### WRITTEN EXERCISE
Your task is to copy every line of the entries that contains "Bias".
+-------+
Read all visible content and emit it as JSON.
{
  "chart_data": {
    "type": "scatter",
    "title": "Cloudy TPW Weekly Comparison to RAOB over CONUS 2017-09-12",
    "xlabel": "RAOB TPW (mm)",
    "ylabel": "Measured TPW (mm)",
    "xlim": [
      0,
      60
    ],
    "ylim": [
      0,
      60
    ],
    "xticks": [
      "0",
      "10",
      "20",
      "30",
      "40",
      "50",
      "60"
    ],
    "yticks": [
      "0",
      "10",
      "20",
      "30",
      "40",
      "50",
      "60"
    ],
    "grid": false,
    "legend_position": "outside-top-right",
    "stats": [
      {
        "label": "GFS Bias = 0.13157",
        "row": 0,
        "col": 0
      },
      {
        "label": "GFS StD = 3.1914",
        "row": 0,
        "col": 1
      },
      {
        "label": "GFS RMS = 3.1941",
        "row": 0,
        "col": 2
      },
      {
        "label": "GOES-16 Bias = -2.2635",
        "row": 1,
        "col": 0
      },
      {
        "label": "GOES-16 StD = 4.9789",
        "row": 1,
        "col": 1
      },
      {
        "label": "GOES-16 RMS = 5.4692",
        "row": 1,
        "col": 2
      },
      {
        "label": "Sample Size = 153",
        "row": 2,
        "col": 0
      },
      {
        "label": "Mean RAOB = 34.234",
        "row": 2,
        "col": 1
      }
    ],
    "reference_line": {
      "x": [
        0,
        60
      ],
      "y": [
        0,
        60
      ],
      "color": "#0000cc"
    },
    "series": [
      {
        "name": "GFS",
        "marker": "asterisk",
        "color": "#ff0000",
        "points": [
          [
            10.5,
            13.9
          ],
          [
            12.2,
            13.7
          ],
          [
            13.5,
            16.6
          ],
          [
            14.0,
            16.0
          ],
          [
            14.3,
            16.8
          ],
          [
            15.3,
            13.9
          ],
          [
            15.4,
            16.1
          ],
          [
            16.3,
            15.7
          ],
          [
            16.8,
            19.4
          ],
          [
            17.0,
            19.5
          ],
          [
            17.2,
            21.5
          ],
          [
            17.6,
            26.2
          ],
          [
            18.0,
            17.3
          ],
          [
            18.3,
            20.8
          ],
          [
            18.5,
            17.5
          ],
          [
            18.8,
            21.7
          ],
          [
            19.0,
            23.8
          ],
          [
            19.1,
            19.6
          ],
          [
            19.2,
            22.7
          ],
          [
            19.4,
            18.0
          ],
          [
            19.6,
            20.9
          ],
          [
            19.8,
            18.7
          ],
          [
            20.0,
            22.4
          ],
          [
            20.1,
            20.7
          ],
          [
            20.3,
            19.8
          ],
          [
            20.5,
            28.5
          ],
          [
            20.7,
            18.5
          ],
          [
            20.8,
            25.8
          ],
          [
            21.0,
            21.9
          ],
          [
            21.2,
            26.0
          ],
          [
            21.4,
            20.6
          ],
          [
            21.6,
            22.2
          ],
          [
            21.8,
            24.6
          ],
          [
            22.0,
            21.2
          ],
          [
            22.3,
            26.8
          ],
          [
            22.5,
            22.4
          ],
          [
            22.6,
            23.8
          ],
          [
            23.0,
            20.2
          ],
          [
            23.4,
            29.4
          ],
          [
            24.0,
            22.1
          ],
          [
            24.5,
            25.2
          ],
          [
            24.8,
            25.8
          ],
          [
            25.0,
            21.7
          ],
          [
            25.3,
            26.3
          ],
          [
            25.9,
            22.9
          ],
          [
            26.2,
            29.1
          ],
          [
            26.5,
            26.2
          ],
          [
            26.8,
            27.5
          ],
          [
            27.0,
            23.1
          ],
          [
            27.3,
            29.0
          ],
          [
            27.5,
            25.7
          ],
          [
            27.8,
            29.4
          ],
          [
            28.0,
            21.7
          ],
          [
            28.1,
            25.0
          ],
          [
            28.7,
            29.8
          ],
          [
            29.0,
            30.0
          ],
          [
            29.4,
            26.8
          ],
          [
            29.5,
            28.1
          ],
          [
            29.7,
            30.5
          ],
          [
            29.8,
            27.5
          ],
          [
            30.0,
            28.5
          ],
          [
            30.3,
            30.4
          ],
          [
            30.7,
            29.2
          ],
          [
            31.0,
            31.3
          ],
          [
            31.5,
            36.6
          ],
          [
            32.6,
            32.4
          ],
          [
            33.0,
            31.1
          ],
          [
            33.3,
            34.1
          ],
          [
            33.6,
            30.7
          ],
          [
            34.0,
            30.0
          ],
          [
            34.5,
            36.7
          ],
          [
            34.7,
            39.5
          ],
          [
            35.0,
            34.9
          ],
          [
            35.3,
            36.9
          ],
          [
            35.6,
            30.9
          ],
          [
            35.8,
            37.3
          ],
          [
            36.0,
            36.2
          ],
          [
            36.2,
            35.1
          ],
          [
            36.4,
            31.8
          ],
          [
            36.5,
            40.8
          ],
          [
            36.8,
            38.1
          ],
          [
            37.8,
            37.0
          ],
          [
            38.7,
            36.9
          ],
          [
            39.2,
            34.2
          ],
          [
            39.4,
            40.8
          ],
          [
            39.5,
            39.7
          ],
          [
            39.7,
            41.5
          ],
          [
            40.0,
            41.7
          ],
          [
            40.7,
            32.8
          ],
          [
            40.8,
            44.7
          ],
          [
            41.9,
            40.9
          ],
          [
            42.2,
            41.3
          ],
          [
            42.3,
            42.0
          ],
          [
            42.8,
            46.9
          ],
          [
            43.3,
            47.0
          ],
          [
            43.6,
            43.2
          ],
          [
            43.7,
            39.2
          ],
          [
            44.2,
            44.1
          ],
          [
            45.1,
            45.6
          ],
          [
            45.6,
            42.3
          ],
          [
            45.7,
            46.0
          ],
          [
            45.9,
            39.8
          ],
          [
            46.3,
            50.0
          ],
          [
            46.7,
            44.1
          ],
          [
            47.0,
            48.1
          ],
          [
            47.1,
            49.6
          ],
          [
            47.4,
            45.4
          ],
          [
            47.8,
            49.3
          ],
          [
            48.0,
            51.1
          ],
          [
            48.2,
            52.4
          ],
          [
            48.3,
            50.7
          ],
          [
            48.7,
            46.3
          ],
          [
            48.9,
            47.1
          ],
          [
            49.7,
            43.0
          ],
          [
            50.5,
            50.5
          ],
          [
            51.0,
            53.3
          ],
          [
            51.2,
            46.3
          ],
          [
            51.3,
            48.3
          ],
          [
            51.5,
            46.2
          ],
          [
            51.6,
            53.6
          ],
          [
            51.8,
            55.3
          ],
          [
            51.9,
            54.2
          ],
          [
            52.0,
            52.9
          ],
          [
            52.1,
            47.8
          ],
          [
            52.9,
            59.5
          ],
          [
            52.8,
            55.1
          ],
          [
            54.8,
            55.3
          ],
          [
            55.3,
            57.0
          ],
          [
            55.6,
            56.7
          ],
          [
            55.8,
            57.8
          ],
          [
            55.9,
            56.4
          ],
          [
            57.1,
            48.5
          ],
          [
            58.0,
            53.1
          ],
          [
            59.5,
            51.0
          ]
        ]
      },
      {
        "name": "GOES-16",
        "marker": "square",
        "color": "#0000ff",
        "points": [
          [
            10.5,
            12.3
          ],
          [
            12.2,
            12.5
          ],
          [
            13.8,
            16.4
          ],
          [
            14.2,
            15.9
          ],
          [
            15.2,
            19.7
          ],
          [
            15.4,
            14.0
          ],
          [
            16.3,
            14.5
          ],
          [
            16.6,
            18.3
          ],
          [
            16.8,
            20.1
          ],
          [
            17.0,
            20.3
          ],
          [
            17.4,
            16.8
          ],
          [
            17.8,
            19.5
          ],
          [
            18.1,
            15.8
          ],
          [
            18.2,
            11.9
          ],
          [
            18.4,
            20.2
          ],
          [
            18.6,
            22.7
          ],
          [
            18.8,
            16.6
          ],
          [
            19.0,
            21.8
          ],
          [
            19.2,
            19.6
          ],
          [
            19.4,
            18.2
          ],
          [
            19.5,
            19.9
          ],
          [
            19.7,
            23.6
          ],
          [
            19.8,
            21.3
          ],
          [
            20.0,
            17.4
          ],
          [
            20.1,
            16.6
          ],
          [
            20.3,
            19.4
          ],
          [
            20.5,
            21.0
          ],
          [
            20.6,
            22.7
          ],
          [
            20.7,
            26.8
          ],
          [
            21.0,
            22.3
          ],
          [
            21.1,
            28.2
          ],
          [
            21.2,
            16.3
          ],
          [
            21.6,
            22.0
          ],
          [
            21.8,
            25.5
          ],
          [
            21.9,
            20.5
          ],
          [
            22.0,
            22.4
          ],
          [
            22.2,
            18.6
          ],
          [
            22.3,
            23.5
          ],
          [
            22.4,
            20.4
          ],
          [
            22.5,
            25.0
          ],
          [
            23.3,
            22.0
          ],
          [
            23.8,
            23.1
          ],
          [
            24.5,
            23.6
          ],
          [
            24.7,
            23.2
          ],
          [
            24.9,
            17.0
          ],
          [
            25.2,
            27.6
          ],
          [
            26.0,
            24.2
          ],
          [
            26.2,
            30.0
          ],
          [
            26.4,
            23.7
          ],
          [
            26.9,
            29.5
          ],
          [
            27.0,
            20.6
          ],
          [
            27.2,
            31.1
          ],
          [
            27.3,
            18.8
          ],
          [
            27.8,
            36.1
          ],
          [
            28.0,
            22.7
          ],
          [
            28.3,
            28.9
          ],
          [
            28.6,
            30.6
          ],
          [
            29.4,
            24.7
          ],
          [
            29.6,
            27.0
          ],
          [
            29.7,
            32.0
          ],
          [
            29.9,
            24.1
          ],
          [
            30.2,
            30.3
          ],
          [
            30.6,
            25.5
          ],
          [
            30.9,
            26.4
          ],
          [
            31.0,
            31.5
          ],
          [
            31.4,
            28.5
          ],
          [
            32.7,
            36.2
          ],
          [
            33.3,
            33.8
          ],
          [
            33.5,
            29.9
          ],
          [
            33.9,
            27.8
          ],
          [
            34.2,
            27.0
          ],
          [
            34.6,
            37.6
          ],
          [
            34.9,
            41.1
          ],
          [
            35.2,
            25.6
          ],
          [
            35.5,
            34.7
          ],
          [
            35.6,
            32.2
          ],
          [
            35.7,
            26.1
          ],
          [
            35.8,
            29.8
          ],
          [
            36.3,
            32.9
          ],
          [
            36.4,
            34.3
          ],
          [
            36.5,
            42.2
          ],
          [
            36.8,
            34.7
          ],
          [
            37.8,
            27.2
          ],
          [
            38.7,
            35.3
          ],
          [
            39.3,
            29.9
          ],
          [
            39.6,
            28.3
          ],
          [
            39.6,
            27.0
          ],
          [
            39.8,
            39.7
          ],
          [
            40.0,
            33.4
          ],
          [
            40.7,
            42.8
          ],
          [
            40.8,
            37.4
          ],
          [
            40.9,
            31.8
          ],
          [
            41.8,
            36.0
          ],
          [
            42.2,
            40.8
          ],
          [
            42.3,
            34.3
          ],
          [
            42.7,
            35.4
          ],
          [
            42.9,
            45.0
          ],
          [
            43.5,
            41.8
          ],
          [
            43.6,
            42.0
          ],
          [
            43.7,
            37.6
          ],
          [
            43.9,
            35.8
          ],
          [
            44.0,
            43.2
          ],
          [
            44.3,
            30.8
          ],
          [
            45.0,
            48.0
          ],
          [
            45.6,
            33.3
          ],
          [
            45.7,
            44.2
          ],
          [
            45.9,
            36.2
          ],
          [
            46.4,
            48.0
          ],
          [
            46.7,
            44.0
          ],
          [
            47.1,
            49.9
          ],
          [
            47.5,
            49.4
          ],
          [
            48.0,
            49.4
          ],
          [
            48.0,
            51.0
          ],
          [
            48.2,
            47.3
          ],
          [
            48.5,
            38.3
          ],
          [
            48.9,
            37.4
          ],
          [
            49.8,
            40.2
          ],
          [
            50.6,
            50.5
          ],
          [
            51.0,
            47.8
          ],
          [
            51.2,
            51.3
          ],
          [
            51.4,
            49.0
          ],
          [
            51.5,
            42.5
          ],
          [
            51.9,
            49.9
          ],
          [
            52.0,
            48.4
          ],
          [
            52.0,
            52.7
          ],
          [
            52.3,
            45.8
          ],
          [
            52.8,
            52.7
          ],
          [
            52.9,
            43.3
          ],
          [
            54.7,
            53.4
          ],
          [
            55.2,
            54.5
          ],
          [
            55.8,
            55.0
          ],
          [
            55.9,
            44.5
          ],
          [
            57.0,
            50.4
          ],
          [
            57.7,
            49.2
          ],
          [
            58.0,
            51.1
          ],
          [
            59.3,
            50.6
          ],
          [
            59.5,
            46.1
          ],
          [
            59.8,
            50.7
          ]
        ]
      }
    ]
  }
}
+-------+
### THE REPLY
        "label": "GFS Bias = 0.13157",
        "label": "GOES-16 Bias = -2.2635",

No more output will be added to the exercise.